Instruction:
Going through the material below, please gather all lines with the word "大阪駅前" in them.

(Dataset items)
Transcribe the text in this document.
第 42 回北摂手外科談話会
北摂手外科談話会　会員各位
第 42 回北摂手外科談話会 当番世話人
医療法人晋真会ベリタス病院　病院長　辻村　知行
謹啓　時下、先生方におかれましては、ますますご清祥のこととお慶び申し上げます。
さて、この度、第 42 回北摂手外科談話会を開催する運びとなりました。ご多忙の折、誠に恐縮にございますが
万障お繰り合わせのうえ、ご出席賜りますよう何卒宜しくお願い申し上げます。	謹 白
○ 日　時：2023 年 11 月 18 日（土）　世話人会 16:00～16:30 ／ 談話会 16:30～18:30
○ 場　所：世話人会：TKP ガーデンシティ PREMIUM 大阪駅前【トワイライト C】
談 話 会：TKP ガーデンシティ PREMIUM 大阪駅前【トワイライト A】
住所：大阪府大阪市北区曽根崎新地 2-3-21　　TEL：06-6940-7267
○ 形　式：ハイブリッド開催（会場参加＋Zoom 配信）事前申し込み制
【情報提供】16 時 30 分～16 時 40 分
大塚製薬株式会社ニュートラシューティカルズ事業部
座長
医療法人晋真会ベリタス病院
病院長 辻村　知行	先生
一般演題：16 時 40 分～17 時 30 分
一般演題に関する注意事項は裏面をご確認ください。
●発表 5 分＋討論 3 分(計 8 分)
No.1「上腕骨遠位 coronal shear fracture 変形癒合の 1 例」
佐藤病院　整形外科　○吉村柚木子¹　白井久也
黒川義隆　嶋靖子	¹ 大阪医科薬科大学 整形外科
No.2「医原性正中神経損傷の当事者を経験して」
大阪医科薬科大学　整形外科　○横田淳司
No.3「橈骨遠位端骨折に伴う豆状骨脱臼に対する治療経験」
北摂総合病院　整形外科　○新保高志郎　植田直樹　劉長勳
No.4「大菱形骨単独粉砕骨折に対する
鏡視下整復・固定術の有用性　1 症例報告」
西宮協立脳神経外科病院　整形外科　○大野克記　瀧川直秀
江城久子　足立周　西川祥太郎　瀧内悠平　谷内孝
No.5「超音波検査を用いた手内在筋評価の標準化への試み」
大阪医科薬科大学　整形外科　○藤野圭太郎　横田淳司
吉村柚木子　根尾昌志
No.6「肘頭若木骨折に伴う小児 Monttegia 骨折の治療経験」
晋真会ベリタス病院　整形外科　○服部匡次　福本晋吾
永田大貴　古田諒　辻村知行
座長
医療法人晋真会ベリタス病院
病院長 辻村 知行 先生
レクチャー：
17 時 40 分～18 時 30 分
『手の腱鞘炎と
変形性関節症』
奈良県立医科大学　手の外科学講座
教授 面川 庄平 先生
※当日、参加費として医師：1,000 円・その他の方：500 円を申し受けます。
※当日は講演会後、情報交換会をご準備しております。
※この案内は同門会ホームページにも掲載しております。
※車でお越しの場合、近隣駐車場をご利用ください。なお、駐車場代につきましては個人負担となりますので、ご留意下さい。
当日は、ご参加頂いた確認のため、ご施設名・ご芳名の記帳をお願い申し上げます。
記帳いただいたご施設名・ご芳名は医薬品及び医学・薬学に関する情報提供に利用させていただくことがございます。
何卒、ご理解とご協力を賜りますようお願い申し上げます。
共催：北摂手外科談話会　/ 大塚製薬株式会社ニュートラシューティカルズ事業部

The output:
○ 場　所：世話人会：TKP ガーデンシティ PREMIUM 大阪駅前【トワイライト C】
談 話 会：TKP ガーデンシティ PREMIUM 大阪駅前【トワイライト A】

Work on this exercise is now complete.